▶ _Problem description_: Extract the passage of the TGW Logistics Group text from "TGW Logistics Group is a systems" to "name Transportgeräte Wels.", copying it word for word.
----- Given text
TGW Logistics Group is a systems integrator of automated warehouse solutions, headquartered in Marchtrenk, Austria. The company designs, manufactures, implements and maintains end-to-end fulfillment solutions - including everything from goods receipt to storage and order picking to shipping. The company name TGW comes from its original German name Transportgeräte Wels.

Corporate information 

TGW Logistics Group is a holding company which has operational subsidiaries:
 TGW Logistics Group, Wels and Marchtrenk, Austria – Holding
 TGW Mechanics GmbH, Wels and Marchtrenk, Austria – Competence center for product development and manufacturing
 TGW Systems Integration GmbH, Wels and Marchtrenk, Austria – Systems integration unit for Middle, East and South Europe as well as competence center for Software and Controls
 TGW Robotics, Stephanskirchen, Germany – Competence center for robotics and automation technology
 TGW Transportgeräte GmbH, Langen, Germany – Sales office Germany
 TGW Software Services GmbH, Teunz, Germany – Competence center for software and controls
 TGW Systems Integration AG, Rotkreuz, Switzerland – Sales office Switzerland
 TGW Poland, Posen, Poland – Sales Office Eastern Europe
 TGW Turkey Sistem Entegrasyonu Ltd.Sti., Istanbul, Turkey – Sales office South and Eastern Europe
 TGW Limited, Market Harborough, UK – Systems integration unit for the United Kingdom, the Benelux and Scandinavia
 TGW Scandinavia, Hobro, Denmark – Sales office Denmark
 TGW Scandinavia AB, Västra Frölunda, Sweden – Sales office Scandinavia
 TGW Benelux, Roosendaal, the Netherlands – Sales office Benelux
 TGW France SAS, Blagnac, France – Sales office France
 TGW Ibérica Sistemas Logísticos S.L., Sant Just Desvern (Barcelona), Spain – Systems integration unit for Spain, Middle and South America
 TGW Italia Srl, Spilamberto (Modena), Italy – Sales office Italy
 TGW Systems Inc., Grand Rapids, Michigan, USA – Systems integration unit for North America
 TGW China Co. Ltd., Shanghai, China – Systems integration unit for Asia and Australia
 TGW Logistics Equipment Production (Changzhou) Co., Ltd., Changzhou, China – Competence center for manufacturing

Among the top 20 materials handling systems suppliers published by Modern Materials Handling in 2020, TGW takes position No. 11.
----------
----- Entries provided
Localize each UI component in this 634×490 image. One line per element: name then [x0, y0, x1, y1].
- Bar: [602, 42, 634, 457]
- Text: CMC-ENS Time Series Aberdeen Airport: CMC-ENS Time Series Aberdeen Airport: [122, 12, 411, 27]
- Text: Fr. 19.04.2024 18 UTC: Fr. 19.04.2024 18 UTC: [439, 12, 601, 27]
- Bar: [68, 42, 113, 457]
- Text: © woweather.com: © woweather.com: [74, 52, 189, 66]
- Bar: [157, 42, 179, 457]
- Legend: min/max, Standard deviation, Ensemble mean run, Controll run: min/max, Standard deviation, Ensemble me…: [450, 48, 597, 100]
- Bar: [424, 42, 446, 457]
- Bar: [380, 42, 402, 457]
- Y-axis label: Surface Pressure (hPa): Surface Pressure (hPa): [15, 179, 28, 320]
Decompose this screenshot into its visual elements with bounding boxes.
----------
----- Entries provided
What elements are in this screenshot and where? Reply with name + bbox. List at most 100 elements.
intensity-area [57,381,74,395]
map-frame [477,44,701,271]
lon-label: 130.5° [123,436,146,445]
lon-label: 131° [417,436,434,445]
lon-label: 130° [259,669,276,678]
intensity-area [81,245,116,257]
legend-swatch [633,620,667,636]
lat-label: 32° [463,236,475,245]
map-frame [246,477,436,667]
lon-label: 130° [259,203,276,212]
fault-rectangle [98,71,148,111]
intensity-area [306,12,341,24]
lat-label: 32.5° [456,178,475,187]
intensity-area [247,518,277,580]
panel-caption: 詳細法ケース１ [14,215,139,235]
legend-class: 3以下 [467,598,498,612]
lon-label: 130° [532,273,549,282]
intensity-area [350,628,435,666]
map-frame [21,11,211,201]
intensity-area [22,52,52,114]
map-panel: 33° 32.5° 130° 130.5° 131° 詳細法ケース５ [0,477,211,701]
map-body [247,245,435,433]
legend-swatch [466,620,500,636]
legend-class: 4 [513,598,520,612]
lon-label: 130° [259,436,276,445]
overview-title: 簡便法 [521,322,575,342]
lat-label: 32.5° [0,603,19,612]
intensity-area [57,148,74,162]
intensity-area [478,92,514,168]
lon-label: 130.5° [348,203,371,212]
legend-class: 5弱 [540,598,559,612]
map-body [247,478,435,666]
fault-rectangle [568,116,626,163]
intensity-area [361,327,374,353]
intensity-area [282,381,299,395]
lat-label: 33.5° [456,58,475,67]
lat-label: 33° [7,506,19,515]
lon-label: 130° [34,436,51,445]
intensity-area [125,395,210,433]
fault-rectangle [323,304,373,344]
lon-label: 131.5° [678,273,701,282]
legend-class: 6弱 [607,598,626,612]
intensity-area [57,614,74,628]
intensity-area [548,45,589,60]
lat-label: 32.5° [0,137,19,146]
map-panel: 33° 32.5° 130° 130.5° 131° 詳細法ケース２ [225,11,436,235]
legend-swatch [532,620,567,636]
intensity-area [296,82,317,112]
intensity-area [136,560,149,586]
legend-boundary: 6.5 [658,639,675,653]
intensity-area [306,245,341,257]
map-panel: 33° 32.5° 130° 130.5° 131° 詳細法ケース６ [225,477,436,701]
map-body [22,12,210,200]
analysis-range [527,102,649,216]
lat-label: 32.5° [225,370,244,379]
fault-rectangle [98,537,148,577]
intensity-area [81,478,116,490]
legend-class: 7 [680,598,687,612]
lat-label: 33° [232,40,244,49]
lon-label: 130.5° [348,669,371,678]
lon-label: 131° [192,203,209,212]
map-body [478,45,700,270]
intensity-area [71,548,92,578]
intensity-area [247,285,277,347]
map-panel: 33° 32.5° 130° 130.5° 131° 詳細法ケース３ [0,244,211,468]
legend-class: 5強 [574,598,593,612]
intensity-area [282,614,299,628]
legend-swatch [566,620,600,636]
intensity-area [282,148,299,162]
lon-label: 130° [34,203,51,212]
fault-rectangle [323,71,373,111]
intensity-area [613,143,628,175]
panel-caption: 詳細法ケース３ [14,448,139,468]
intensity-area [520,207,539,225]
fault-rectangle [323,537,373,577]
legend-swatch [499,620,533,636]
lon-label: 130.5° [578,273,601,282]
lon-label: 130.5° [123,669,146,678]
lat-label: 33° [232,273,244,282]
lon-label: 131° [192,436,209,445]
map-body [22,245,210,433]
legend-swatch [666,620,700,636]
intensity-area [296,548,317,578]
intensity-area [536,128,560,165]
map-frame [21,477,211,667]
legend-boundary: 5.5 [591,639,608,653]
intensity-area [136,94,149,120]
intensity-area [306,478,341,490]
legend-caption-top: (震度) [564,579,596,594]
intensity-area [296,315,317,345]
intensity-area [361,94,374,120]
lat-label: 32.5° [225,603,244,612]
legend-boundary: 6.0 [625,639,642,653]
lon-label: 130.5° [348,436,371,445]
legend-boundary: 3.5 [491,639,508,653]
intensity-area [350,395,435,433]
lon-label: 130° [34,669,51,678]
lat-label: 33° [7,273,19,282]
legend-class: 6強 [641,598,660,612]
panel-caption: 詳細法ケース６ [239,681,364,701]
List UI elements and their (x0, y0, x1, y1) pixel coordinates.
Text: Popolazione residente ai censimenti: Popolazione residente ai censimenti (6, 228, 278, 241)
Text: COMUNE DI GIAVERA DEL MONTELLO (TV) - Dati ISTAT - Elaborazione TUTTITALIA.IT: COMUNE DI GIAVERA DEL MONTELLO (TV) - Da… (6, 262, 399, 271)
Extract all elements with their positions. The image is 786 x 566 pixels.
----------
▶ _Answer to the exercise_:
TGW Logistics Group is a systems integrator of automated warehouse solutions, headquartered in Marchtrenk, Austria. The company designs, manufactures, implements and maintains end-to-end fulfillment solutions - including everything from goods receipt to storage and order picking to shipping. The company name TGW comes from its original German name Transportgeräte Wels.